-------- Records to process

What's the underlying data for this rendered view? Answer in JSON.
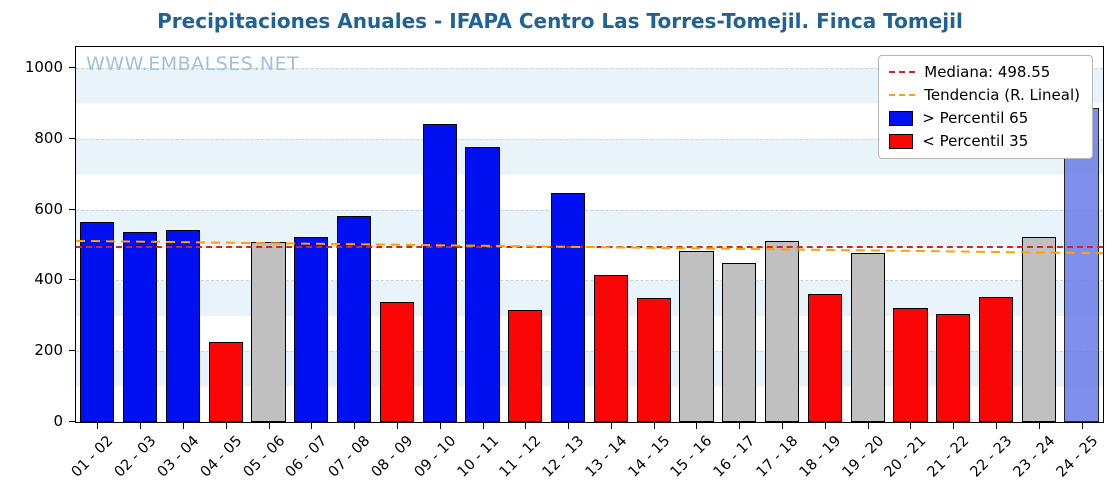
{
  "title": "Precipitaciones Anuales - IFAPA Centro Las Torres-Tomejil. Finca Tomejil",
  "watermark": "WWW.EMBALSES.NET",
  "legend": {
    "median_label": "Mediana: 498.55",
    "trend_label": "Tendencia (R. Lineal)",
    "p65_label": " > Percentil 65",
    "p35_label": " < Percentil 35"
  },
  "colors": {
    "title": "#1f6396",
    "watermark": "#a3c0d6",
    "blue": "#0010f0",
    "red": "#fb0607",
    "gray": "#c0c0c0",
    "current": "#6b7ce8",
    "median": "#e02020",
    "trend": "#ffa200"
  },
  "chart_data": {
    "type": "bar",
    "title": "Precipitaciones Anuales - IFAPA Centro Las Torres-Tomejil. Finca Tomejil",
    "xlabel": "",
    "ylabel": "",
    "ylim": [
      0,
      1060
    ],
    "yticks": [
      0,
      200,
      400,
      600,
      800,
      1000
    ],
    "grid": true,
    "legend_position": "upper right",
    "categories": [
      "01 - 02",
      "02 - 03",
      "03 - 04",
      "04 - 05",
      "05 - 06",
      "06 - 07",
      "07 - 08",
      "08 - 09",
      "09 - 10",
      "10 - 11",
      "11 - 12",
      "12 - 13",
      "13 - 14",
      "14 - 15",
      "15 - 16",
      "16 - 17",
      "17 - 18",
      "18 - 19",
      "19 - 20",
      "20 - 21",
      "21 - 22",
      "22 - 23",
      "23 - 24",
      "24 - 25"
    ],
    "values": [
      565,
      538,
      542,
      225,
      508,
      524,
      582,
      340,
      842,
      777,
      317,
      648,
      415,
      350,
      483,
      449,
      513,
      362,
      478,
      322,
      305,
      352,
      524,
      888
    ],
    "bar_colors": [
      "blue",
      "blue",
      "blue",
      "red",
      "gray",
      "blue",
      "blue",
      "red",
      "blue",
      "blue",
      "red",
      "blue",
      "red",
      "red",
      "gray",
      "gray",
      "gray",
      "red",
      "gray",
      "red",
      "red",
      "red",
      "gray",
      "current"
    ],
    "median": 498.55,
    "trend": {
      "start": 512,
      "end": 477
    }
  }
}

----------------
-------- Records to process

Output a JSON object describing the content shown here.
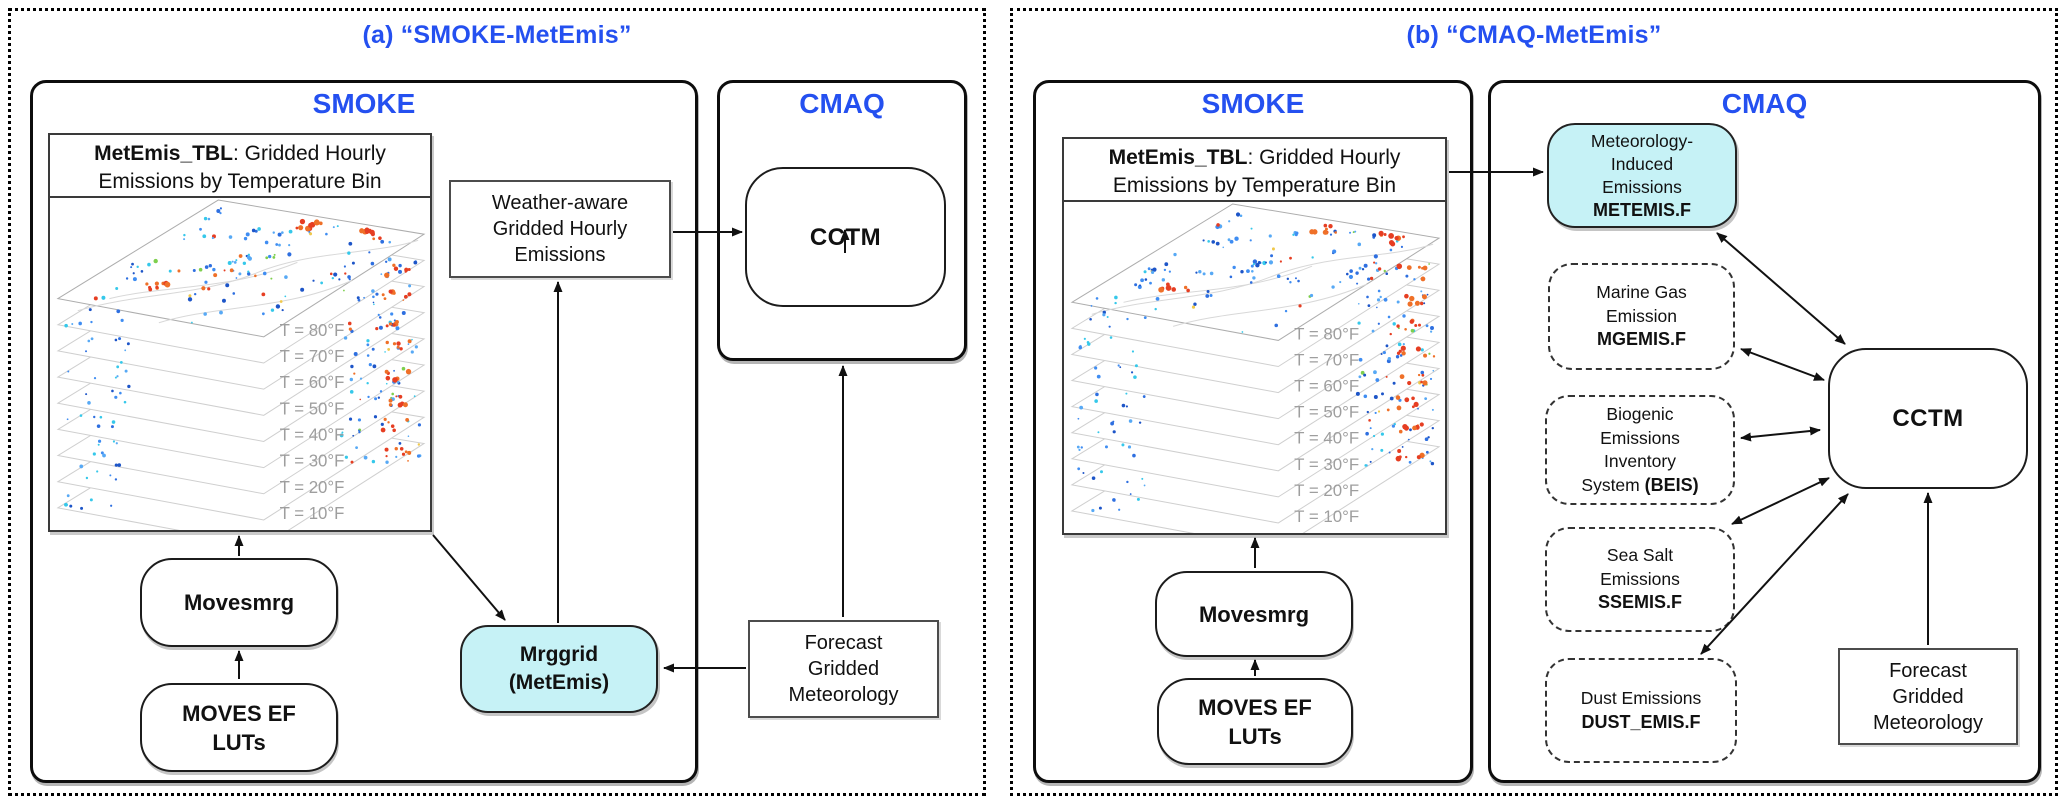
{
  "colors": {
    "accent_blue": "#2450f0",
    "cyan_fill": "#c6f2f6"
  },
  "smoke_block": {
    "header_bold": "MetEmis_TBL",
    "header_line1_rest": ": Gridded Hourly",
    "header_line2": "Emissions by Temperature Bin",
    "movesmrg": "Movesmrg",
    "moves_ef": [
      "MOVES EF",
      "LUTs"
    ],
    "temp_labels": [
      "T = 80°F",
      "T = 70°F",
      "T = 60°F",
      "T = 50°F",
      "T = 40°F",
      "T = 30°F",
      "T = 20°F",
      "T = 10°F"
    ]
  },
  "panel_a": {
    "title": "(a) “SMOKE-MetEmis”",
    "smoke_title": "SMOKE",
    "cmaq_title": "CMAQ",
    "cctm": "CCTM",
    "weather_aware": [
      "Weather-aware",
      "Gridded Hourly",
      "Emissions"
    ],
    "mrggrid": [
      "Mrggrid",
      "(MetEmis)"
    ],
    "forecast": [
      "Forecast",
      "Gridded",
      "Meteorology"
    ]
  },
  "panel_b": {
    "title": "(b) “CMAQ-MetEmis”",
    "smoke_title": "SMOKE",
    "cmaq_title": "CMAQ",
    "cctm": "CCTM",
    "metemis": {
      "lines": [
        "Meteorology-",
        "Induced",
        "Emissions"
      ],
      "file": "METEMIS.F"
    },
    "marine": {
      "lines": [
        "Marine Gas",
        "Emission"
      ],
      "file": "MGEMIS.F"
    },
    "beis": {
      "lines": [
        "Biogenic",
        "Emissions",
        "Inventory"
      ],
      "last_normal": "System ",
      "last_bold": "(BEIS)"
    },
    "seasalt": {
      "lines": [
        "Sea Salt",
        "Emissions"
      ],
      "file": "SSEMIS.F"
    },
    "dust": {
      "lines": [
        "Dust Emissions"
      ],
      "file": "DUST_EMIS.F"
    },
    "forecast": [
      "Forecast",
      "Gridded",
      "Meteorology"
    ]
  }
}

----------------

▶ _Goal of the exercise_
Using the listing above, show every line that includes the string "Hourly".

▶ _Full answer_
    "header_line1_rest": ": Gridded Hourly",
      "Gridded Hourly",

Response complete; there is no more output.